Description of the task >> The records below must be duplicated exactly, character for character.

Data supplied >>
* * * * * * * * *
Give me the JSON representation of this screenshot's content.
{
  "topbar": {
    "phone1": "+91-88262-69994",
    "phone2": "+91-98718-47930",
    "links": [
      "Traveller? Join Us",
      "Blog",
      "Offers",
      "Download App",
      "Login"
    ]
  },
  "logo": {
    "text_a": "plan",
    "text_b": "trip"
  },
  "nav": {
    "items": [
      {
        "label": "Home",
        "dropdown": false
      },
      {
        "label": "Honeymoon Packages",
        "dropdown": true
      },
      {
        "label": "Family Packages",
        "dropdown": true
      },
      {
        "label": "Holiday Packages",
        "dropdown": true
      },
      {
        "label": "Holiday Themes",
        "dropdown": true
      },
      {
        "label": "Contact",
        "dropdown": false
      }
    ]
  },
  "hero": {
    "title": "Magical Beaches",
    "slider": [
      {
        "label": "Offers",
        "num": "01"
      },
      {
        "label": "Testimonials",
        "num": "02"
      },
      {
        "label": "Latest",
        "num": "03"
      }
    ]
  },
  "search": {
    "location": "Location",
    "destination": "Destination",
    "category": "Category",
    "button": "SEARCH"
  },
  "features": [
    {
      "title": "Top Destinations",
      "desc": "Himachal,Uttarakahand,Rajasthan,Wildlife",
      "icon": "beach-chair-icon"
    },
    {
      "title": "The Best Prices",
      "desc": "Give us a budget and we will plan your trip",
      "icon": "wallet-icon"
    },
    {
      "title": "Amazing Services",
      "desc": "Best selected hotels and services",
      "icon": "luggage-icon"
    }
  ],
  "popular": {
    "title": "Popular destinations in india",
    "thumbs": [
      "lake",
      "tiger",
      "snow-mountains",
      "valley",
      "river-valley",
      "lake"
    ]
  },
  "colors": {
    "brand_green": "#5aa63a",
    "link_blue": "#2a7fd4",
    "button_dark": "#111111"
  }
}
* * * * * * * * *
Solved exercise >>
Give me the JSON representation of this screenshot's content.
{
  "topbar": {
    "phone1": "+91-88262-69994",
    "phone2": "+91-98718-47930",
    "links": [
      "Traveller? Join Us",
      "Blog",
      "Offers",
      "Download App",
      "Login"
    ]
  },
  "logo": {
    "text_a": "plan",
    "text_b": "trip"
  },
  "nav": {
    "items": [
      {
        "label": "Home",
        "dropdown": false
      },
      {
        "label": "Honeymoon Packages",
        "dropdown": true
      },
      {
        "label": "Family Packages",
        "dropdown": true
      },
      {
        "label": "Holiday Packages",
        "dropdown": true
      },
      {
        "label": "Holiday Themes",
        "dropdown": true
      },
      {
        "label": "Contact",
        "dropdown": false
      }
    ]
  },
  "hero": {
    "title": "Magical Beaches",
    "slider": [
      {
        "label": "Offers",
        "num": "01"
      },
      {
        "label": "Testimonials",
        "num": "02"
      },
      {
        "label": "Latest",
        "num": "03"
      }
    ]
  },
  "search": {
    "location": "Location",
    "destination": "Destination",
    "category": "Category",
    "button": "SEARCH"
  },
  "features": [
    {
      "title": "Top Destinations",
      "desc": "Himachal,Uttarakahand,Rajasthan,Wildlife",
      "icon": "beach-chair-icon"
    },
    {
      "title": "The Best Prices",
      "desc": "Give us a budget and we will plan your trip",
      "icon": "wallet-icon"
    },
    {
      "title": "Amazing Services",
      "desc": "Best selected hotels and services",
      "icon": "luggage-icon"
    }
  ],
  "popular": {
    "title": "Popular destinations in india",
    "thumbs": [
      "lake",
      "tiger",
      "snow-mountains",
      "valley",
      "river-valley",
      "lake"
    ]
  },
  "colors": {
    "brand_green": "#5aa63a",
    "link_blue": "#2a7fd4",
    "button_dark": "#111111"
  }
}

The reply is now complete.